- _INSTRUCTIONS TO FOLLOW_
Copy out lines with the word "Educación" from the material that follows.

[Dataset records]
--------------------

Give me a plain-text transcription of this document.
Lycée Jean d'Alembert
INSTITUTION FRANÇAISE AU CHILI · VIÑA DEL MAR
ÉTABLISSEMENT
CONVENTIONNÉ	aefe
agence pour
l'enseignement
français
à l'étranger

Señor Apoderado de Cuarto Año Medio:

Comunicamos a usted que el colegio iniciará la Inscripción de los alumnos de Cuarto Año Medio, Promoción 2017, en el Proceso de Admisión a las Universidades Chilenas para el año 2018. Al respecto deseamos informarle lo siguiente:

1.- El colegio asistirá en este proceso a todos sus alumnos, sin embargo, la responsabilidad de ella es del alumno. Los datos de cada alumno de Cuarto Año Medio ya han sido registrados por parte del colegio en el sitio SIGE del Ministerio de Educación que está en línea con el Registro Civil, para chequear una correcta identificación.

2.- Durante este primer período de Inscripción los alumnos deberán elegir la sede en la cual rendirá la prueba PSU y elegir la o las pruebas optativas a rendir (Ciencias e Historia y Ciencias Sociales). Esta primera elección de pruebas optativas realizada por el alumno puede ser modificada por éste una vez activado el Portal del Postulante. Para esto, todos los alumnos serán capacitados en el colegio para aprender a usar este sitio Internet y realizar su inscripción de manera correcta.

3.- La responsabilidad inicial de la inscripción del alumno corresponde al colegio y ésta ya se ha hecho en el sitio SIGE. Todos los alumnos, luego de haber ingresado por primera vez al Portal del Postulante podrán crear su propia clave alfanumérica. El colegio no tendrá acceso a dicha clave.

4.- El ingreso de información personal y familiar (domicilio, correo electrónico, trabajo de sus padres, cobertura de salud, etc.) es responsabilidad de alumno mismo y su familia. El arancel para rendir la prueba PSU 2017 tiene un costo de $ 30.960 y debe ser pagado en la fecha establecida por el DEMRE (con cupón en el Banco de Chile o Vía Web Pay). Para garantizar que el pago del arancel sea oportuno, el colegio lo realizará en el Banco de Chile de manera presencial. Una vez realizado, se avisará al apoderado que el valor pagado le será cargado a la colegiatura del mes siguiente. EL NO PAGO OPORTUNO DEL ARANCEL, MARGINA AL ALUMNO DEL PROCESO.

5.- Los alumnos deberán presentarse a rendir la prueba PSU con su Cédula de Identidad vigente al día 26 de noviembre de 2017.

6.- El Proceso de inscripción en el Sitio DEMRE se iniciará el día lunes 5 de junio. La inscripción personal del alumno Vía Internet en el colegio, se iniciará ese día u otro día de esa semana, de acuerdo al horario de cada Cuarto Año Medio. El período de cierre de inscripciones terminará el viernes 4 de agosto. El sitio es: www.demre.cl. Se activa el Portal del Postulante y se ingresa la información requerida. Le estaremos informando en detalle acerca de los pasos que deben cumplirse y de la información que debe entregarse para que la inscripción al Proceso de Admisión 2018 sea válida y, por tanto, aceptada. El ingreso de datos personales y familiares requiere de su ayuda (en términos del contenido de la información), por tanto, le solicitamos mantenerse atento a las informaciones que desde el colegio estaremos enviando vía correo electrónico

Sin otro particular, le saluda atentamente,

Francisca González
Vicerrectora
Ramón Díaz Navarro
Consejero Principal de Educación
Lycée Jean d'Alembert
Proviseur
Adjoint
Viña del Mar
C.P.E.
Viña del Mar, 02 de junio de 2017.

--------------------

- _SOLUTION BELOW_
1.- El colegio asistirá en este proceso a todos sus alumnos, sin embargo, la responsabilidad de ella es del alumno. Los datos de cada alumno de Cuarto Año Medio ya han sido registrados por parte del colegio en el sitio SIGE del Ministerio de Educación que está en línea con el Registro Civil, para chequear una correcta identificación.
Consejero Principal de Educación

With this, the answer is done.